-- Start of Records for the exercise --

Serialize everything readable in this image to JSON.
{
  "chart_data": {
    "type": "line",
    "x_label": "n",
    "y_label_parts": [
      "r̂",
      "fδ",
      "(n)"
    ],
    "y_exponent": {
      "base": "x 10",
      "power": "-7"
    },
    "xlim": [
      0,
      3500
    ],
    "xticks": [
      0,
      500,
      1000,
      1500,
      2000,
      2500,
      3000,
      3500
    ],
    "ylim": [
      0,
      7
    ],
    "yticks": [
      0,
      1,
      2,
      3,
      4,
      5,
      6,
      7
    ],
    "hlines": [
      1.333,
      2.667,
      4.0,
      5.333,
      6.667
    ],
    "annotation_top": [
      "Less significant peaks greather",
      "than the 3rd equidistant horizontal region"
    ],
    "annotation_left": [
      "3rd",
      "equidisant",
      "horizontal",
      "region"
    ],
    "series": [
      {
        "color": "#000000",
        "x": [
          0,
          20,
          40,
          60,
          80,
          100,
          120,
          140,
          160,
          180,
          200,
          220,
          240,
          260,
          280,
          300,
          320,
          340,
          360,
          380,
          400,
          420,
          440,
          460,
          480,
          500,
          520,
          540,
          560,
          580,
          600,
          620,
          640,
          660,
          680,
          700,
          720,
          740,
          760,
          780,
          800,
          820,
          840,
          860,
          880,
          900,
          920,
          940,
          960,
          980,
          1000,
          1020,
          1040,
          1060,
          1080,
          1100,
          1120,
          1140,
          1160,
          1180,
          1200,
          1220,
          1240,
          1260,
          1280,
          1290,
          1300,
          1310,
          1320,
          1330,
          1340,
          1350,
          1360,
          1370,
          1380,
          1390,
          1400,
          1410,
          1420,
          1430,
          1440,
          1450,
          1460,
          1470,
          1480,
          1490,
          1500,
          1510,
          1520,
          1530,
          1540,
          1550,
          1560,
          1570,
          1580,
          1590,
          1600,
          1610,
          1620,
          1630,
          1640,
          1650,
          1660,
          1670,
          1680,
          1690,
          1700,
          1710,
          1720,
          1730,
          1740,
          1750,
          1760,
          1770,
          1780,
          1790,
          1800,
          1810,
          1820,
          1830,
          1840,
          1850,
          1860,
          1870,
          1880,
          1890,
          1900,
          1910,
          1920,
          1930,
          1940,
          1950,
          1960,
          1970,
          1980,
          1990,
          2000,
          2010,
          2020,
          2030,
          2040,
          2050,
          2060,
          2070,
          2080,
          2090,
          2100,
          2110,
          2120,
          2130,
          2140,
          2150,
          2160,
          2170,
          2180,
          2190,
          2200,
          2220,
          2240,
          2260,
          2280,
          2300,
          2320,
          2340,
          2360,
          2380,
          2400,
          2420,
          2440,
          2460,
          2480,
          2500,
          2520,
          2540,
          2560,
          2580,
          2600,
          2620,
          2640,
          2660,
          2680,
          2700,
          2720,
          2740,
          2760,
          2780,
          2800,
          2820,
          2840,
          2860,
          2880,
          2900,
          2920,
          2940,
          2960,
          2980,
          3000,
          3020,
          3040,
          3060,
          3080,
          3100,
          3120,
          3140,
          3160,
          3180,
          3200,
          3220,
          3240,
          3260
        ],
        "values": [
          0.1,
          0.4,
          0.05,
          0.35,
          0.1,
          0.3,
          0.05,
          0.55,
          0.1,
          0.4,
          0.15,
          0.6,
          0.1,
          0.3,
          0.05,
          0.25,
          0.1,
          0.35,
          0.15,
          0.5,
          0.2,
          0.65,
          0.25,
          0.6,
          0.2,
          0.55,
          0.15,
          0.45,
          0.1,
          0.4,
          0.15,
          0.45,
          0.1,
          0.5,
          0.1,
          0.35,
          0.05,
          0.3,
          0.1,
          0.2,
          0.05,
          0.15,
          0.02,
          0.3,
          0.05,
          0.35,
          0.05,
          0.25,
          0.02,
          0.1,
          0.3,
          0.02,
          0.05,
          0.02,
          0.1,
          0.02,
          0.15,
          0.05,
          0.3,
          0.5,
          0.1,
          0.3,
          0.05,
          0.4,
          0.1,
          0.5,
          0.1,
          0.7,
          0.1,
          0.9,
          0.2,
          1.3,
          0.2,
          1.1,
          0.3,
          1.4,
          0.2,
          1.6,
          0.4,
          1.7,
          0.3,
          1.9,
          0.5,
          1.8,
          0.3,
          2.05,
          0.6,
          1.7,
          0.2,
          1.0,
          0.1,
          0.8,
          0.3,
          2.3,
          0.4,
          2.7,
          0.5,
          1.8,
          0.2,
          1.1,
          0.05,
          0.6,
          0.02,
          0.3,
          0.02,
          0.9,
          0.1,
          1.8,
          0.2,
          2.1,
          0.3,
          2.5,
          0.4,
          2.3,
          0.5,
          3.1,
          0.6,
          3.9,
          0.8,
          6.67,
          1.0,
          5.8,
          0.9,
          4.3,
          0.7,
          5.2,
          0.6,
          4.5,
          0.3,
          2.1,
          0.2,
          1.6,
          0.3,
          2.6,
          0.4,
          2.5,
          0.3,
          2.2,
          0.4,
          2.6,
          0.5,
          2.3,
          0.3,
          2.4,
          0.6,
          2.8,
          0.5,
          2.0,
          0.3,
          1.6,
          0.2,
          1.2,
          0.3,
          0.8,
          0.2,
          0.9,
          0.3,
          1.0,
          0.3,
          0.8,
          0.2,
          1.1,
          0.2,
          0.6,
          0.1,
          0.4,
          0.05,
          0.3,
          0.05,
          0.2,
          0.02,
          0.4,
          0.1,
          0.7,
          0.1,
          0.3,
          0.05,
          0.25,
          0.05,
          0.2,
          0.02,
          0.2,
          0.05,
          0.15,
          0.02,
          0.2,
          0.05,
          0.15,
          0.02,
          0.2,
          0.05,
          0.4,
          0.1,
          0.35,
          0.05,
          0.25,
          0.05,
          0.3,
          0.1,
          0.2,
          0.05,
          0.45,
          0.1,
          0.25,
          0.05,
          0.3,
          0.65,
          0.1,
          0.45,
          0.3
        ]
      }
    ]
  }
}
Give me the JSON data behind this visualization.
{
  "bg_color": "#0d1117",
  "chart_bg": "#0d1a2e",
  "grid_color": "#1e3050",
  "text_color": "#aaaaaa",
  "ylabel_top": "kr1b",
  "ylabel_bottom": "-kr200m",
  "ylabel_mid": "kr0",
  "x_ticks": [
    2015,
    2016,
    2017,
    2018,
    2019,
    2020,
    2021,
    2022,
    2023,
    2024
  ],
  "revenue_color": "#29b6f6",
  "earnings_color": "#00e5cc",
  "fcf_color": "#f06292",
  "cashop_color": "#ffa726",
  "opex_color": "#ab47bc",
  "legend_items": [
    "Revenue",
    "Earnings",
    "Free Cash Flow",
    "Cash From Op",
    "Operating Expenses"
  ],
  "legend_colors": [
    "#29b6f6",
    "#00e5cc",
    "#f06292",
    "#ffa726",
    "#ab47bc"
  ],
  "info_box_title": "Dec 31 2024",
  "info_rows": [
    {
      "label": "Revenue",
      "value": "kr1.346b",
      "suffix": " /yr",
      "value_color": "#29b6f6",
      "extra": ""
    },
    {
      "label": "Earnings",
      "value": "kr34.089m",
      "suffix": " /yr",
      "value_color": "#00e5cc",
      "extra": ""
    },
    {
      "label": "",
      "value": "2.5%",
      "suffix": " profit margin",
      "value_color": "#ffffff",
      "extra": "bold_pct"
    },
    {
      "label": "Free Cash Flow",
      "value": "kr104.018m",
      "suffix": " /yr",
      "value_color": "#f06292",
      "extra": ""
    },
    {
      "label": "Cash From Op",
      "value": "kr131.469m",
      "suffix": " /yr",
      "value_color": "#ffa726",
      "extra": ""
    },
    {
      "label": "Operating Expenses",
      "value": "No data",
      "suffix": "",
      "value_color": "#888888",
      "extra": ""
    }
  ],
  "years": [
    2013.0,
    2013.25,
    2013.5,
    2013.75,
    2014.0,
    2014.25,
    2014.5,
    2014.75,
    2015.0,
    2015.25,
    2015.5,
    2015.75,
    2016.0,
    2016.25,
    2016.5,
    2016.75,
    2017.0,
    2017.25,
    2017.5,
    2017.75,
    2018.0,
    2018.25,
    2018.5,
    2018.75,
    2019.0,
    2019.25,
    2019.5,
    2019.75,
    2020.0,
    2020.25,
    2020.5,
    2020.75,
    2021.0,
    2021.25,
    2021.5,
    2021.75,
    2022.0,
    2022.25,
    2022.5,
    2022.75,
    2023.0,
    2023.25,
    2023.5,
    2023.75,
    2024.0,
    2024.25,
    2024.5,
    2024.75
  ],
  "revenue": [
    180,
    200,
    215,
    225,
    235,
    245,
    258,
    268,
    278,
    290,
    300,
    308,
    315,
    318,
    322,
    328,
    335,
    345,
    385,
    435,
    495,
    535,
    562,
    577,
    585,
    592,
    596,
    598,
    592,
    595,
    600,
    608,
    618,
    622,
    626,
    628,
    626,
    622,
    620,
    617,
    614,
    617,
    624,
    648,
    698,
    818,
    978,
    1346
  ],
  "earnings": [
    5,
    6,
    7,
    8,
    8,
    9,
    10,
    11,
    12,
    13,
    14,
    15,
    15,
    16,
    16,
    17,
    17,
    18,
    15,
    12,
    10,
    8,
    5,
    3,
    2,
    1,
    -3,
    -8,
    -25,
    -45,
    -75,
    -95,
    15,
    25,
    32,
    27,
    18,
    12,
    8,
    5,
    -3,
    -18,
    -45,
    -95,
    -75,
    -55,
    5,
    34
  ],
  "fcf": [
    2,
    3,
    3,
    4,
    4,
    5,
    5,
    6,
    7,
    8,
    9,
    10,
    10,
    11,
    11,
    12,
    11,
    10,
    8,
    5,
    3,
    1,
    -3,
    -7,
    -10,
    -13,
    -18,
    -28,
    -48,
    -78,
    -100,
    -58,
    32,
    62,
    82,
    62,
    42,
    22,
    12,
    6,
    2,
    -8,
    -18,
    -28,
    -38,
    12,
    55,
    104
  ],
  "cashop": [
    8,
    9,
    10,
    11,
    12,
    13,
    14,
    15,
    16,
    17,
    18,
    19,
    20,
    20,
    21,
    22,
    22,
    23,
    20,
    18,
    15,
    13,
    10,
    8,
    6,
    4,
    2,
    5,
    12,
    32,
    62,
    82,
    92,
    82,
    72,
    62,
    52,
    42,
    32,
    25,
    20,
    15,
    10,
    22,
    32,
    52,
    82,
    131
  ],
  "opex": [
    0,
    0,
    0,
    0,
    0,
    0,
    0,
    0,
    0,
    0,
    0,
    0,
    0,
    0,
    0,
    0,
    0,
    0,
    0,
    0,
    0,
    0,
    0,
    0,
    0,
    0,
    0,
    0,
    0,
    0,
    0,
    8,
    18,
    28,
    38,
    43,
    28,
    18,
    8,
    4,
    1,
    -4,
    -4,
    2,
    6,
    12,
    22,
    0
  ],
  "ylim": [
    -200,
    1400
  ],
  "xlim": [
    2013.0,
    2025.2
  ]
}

-- End of Records for the exercise --

:: Exercise requirements ::
List the lines of the material in which the word "Expenses" occurs.

:: Solution ::
    "Operating Expenses"
      "label": "Operating Expenses",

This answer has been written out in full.